AVAILABLE RECORDS:

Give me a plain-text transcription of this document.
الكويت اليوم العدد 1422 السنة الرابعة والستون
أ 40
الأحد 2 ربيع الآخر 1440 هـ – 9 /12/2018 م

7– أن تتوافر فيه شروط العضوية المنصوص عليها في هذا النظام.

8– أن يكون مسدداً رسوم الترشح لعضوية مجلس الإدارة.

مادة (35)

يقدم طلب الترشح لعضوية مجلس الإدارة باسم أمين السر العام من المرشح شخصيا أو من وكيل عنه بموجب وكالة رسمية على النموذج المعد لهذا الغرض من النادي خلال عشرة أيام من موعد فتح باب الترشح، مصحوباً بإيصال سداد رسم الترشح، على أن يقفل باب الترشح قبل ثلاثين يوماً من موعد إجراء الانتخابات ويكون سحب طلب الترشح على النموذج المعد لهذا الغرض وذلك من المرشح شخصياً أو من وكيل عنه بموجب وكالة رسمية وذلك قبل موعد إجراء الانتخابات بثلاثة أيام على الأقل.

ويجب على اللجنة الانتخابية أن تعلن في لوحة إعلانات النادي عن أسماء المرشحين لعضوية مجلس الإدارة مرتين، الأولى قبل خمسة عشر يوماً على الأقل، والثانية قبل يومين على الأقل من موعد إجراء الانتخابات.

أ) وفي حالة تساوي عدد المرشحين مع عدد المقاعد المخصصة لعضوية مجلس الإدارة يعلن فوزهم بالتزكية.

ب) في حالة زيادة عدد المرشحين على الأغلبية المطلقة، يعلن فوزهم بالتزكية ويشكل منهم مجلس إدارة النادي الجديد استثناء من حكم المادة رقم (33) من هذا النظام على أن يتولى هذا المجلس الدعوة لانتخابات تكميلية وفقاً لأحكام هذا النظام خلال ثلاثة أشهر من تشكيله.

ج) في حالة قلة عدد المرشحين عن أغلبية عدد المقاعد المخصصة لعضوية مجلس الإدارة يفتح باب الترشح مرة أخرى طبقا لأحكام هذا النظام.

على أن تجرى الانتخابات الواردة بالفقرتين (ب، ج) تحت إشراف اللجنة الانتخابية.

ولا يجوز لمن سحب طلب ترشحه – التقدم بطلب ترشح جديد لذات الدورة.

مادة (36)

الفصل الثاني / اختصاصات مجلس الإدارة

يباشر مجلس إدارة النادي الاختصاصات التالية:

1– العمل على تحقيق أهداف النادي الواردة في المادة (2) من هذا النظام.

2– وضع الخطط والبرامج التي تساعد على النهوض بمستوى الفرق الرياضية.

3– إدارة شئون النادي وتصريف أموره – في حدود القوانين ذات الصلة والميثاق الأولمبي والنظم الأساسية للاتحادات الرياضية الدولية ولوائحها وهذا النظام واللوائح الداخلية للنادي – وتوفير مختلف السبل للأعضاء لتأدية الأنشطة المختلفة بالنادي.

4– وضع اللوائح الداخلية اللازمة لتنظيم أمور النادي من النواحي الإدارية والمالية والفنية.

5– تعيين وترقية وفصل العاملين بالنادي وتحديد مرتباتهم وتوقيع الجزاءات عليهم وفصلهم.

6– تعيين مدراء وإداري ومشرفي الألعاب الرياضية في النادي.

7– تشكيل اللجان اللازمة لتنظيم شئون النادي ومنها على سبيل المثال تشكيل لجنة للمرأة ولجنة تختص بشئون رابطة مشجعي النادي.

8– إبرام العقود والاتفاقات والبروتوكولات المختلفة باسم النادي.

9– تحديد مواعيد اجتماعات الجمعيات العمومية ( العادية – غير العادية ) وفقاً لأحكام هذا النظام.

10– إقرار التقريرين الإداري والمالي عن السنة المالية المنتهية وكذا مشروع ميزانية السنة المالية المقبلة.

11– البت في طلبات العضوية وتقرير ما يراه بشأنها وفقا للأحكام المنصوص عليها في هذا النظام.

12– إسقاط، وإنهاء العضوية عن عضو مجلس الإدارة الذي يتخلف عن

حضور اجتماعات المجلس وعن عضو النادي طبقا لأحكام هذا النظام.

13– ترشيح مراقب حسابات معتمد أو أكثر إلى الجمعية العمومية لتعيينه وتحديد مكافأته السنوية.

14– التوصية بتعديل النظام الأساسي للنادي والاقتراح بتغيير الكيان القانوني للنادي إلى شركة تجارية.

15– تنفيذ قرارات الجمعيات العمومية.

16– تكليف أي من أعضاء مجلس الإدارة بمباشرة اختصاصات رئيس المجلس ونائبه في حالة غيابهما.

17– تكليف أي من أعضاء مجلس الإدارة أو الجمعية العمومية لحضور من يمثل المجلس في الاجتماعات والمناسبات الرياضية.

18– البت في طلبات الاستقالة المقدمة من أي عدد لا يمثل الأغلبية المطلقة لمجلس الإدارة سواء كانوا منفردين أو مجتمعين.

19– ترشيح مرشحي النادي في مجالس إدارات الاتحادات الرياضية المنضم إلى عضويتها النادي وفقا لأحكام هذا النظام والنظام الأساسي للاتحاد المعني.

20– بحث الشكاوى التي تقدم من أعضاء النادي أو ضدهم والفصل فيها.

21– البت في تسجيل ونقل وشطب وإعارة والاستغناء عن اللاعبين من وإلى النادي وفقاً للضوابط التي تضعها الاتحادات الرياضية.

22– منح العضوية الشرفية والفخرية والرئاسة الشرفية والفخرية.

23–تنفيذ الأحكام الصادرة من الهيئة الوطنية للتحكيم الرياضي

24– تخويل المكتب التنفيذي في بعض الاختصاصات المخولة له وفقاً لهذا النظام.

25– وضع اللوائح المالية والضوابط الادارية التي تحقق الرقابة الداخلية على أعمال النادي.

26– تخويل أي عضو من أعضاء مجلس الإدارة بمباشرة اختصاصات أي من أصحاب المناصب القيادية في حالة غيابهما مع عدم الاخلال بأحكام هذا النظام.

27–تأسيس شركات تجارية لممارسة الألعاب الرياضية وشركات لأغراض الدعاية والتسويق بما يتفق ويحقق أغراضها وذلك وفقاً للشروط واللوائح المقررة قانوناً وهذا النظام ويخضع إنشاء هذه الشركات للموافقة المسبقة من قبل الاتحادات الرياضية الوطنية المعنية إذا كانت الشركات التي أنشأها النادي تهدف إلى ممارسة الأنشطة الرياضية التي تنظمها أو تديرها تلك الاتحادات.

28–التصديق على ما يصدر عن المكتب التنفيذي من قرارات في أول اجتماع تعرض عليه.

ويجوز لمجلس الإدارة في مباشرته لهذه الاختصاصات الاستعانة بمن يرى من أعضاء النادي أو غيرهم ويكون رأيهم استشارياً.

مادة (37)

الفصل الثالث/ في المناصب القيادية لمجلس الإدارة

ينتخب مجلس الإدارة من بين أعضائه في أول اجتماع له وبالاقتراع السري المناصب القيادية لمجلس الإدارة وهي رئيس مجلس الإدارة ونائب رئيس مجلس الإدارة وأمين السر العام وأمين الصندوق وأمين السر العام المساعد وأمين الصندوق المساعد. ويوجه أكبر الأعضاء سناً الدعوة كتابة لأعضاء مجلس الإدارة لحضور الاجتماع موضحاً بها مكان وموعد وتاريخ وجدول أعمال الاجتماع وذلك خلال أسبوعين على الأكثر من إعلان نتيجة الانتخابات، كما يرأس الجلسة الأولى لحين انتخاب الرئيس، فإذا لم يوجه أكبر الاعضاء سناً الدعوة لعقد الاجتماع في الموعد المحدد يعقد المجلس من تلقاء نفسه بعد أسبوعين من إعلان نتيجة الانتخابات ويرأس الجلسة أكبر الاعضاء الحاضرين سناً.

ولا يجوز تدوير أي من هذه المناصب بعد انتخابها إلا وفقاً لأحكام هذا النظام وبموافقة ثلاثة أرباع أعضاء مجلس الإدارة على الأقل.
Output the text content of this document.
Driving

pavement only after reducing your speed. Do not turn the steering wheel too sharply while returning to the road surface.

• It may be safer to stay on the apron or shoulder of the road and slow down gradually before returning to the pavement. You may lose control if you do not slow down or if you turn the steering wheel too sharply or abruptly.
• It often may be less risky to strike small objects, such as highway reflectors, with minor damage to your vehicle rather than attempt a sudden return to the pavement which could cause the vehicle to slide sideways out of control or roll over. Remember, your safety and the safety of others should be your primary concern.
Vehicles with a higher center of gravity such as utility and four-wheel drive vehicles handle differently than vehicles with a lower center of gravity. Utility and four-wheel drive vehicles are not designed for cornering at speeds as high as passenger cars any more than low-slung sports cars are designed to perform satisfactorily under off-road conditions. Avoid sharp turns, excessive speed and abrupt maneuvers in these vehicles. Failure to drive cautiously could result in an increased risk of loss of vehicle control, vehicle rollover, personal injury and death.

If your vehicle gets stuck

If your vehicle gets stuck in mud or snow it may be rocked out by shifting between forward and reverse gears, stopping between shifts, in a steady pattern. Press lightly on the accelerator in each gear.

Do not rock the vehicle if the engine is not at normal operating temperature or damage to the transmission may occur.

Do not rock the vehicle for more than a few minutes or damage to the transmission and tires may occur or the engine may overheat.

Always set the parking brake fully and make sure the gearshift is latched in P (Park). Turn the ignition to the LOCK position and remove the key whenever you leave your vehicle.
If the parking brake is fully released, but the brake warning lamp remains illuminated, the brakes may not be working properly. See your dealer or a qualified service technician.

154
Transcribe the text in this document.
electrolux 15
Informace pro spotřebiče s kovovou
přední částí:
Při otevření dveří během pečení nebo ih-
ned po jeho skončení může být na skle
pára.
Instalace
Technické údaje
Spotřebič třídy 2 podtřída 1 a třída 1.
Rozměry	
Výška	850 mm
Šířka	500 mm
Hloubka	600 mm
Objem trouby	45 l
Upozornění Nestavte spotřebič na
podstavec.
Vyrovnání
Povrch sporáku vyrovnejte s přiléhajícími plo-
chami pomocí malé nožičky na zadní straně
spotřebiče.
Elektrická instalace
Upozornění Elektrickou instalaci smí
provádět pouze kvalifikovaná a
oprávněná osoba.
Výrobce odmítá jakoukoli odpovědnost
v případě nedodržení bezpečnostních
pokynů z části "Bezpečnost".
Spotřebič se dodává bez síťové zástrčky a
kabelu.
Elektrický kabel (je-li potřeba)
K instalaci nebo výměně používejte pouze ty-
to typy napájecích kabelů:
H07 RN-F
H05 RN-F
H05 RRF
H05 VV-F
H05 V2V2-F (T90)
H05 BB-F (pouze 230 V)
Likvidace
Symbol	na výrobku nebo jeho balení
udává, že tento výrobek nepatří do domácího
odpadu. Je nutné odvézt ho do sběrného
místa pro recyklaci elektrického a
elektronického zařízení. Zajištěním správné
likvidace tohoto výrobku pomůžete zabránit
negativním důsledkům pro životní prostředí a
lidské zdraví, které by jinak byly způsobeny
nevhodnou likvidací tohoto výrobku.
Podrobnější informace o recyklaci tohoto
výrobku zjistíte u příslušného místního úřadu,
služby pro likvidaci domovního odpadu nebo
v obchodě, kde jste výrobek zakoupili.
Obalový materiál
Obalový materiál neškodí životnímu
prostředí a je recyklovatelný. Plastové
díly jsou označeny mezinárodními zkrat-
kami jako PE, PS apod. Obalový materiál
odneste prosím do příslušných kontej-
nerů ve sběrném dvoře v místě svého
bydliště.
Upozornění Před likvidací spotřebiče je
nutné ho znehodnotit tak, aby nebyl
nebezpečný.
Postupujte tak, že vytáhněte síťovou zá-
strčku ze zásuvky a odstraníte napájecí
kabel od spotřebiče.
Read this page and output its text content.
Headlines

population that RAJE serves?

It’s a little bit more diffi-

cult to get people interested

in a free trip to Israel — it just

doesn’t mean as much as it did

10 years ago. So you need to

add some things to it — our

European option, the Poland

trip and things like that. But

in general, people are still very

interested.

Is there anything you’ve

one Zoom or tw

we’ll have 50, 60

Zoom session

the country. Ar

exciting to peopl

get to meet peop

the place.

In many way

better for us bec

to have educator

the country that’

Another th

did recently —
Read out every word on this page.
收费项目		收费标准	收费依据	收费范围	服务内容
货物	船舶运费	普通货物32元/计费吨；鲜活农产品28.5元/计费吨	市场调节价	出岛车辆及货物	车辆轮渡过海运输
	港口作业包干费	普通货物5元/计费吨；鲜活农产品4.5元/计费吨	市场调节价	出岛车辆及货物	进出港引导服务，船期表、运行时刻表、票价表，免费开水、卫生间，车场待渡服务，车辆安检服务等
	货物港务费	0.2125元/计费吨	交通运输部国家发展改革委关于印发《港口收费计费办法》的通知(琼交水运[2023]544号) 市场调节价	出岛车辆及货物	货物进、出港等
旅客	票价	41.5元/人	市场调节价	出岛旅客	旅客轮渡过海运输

EXERCISE TASK: Your answer should consist only of the lines from the one with "Read out every word on this page." through the end of the data above, reproduced exactly.

OUTPUT:
Read out every word on this page.
收费项目		收费标准	收费依据	收费范围	服务内容
货物	船舶运费	普通货物32元/计费吨；鲜活农产品28.5元/计费吨	市场调节价	出岛车辆及货物	车辆轮渡过海运输
	港口作业包干费	普通货物5元/计费吨；鲜活农产品4.5元/计费吨	市场调节价	出岛车辆及货物	进出港引导服务，船期表、运行时刻表、票价表，免费开水、卫生间，车场待渡服务，车辆安检服务等
	货物港务费	0.2125元/计费吨	交通运输部国家发展改革委关于印发《港口收费计费办法》的通知(琼交水运[2023]544号) 市场调节价	出岛车辆及货物	货物进、出港等
旅客	票价	41.5元/人	市场调节价	出岛旅客	旅客轮渡过海运输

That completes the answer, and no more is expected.